⟨
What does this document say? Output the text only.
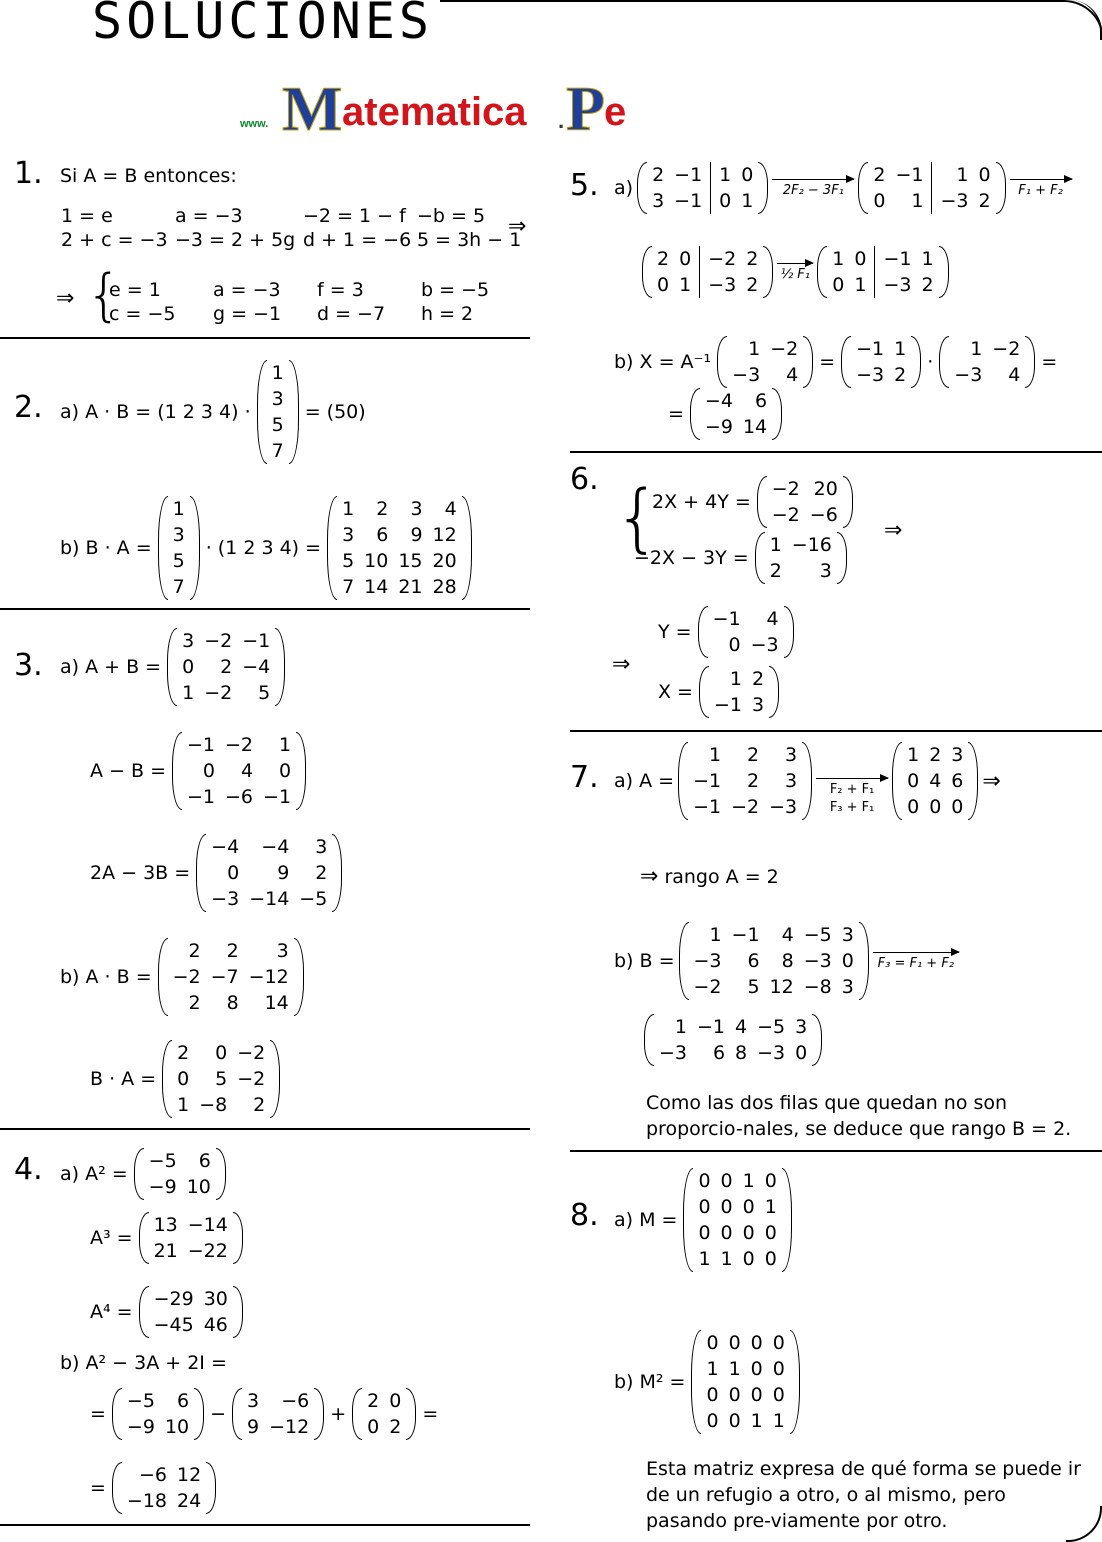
SOLUCIONES
www. M atematica . P
e
1. Si A = B entonces:
1 = e	a = −3	−2 = 1 − f	−b = 5
2 + c = −3	−3 = 2 + 5g	d + 1 = −6	5 = 3h − 1
⇒
⇒ {
e = 1	a = −3	f = 3	b = −5
c = −5	g = −1	d = −7	h = 2
2. a) A · B = (1 2 3 4) ·
1
3
5
7
= (50)
b) B · A =
1
3
5
7
· (1 2 3 4) =
1	2	3	4
3	6	9	12
5	10	15	20
7	14	21	28
3. a) A + B =
3	−2	−1
0	2	−4
1	−2	5
A − B =
−1	−2	1
0	4	0
−1	−6	−1
2A − 3B =
−4	−4	3
0	9	2
−3	−14	−5
b) A · B =
2	2	3
−2	−7	−12
2	8	14
B · A =
2	0	−2
0	5	−2
1	−8	2
4. a) A² =
−5	6
−9	10
A³ =
13	−14
21	−22
A⁴ =
−29	30
−45	46
b) A² − 3A + 2I =
=
−5	6
−9	10
−
3	−6
9	−12
+
2	0
0	2
=
=
−6	12
−18	24
5. a)
2	−1	1	0
3	−1	0	1	2F₂ − 3F₁
2	−1	1	0
0	1	−3	2	F₁ + F₂
2	0	−2	2
0	1	−3	2 ½ F₁
1	0	−1	1
0	1	−3	2
b) X = A⁻¹
1	−2
−3	4
=
−1	1
−3	2
·
1	−2
−3	4
=
=
−4	6
−9	14
6. {
2X + 4Y =
−2	20
−2	−6
⇒
−2X − 3Y =
1	−16
2	3
⇒
Y =
−1	4
0	−3
X =
1	2
−1	3
7. a) A =
1	2	3
−1	2	3
−1	−2	−3
F₂ + F₁
F₃ + F₁
1	2	3
0	4	6
0	0	0
⇒
⇒ rango A = 2
b) B =
1	−1	4	−5	3
−3	6	8	−3	0
−2	5	12	−8	3
F₃ = F₁ + F₂
1	−1	4	−5	3
−3	6	8	−3	0
Como las dos filas que quedan no son proporcio-nales, se deduce que rango B = 2.
8. a) M =
0	0	1	0
0	0	0	1
0	0	0	0
1	1	0	0
b) M² =
0	0	0	0
1	1	0	0
0	0	0	0
0	0	1	1
Esta matriz expresa de qué forma se puede ir de un refugio a otro, o al mismo, pero pasando pre-viamente por otro.
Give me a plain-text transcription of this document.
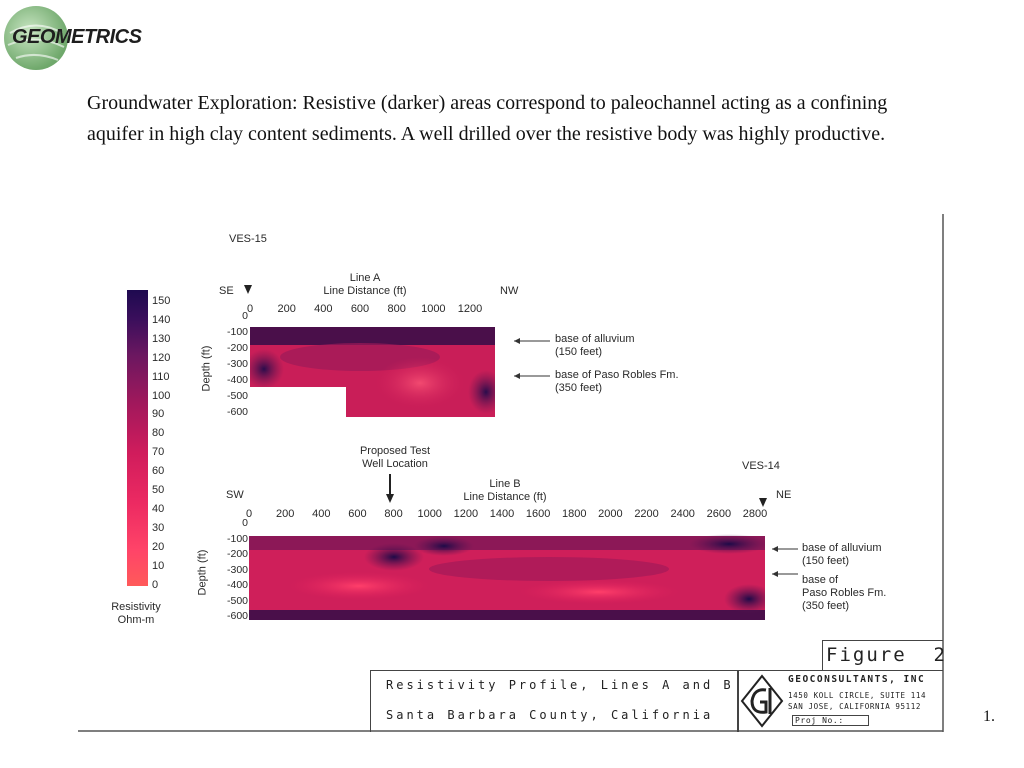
GEOMETRICS
Groundwater Exploration: Resistive (darker) areas correspond to paleochannel acting as a confining aquifer in high clay content sediments. A well drilled over the resistive body was highly productive.
150
140
130
120
110
100
90
80
70
60
50
40
30
20
10
0
Resistivity
Ohm-m
VES-15
SE	NW
Line A
Line Distance (ft)
0	200	400	600	800	1000	1200
0
-100
-200
-300
-400
-500
-600
Depth (ft)
base of alluvium
(150 feet)
base of Paso Robles Fm.
(350 feet)
Proposed Test
Well Location	VES-14
SW	NE
Line B
Line Distance (ft)
0	200	400	600	800	1000	1200	1400	1600	1800	2000	2200	2400	2600	2800
0
-100
-200
-300
-400
-500
-600
Depth (ft)
base of alluvium
(150 feet)
base of
Paso Robles Fm.
(350 feet)
Figure  2
Resistivity Profile, Lines A and B
Santa Barbara County, California
GEOCONSULTANTS, INC
1450 KOLL CIRCLE, SUITE 114
SAN JOSE, CALIFORNIA 95112
Proj No.:	1.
⟩
**GOAL OF THE EXERCISE:**
Write the listing out a second time exactly, dropping all images.

**TASK RESULT:**
What does this document say? Output the text only.
SOLUCIONES
www. M atematica . P
e
1. Si A = B entonces:
1 = e	a = −3	−2 = 1 − f	−b = 5
2 + c = −3	−3 = 2 + 5g	d + 1 = −6	5 = 3h − 1
⇒
⇒ {
e = 1	a = −3	f = 3	b = −5
c = −5	g = −1	d = −7	h = 2
2. a) A · B = (1 2 3 4) ·
1
3
5
7
= (50)
b) B · A =
1
3
5
7
· (1 2 3 4) =
1	2	3	4
3	6	9	12
5	10	15	20
7	14	21	28
3. a) A + B =
3	−2	−1
0	2	−4
1	−2	5
A − B =
−1	−2	1
0	4	0
−1	−6	−1
2A − 3B =
−4	−4	3
0	9	2
−3	−14	−5
b) A · B =
2	2	3
−2	−7	−12
2	8	14
B · A =
2	0	−2
0	5	−2
1	−8	2
4. a) A² =
−5	6
−9	10
A³ =
13	−14
21	−22
A⁴ =
−29	30
−45	46
b) A² − 3A + 2I =
=
−5	6
−9	10
−
3	−6
9	−12
+
2	0
0	2
=
=
−6	12
−18	24
5. a)
2	−1	1	0
3	−1	0	1	2F₂ − 3F₁
2	−1	1	0
0	1	−3	2	F₁ + F₂
2	0	−2	2
0	1	−3	2 ½ F₁
1	0	−1	1
0	1	−3	2
b) X = A⁻¹
1	−2
−3	4
=
−1	1
−3	2
·
1	−2
−3	4
=
=
−4	6
−9	14
6. {
2X + 4Y =
−2	20
−2	−6
⇒
−2X − 3Y =
1	−16
2	3
⇒
Y =
−1	4
0	−3
X =
1	2
−1	3
7. a) A =
1	2	3
−1	2	3
−1	−2	−3
F₂ + F₁
F₃ + F₁
1	2	3
0	4	6
0	0	0
⇒
⇒ rango A = 2
b) B =
1	−1	4	−5	3
−3	6	8	−3	0
−2	5	12	−8	3
F₃ = F₁ + F₂
1	−1	4	−5	3
−3	6	8	−3	0
Como las dos filas que quedan no son proporcio-nales, se deduce que rango B = 2.
8. a) M =
0	0	1	0
0	0	0	1
0	0	0	0
1	1	0	0
b) M² =
0	0	0	0
1	1	0	0
0	0	0	0
0	0	1	1
Esta matriz expresa de qué forma se puede ir de un refugio a otro, o al mismo, pero pasando pre-viamente por otro.
Give me a plain-text transcription of this document.
GEOMETRICS
Groundwater Exploration: Resistive (darker) areas correspond to paleochannel acting as a confining aquifer in high clay content sediments. A well drilled over the resistive body was highly productive.
150
140
130
120
110
100
90
80
70
60
50
40
30
20
10
0
Resistivity
Ohm-m
VES-15
SE	NW
Line A
Line Distance (ft)
0	200	400	600	800	1000	1200
0
-100
-200
-300
-400
-500
-600
Depth (ft)
base of alluvium
(150 feet)
base of Paso Robles Fm.
(350 feet)
Proposed Test
Well Location	VES-14
SW	NE
Line B
Line Distance (ft)
0	200	400	600	800	1000	1200	1400	1600	1800	2000	2200	2400	2600	2800
0
-100
-200
-300
-400
-500
-600
Depth (ft)
base of alluvium
(150 feet)
base of
Paso Robles Fm.
(350 feet)
Figure  2
Resistivity Profile, Lines A and B
Santa Barbara County, California
GEOCONSULTANTS, INC
1450 KOLL CIRCLE, SUITE 114
SAN JOSE, CALIFORNIA 95112
Proj No.:	1.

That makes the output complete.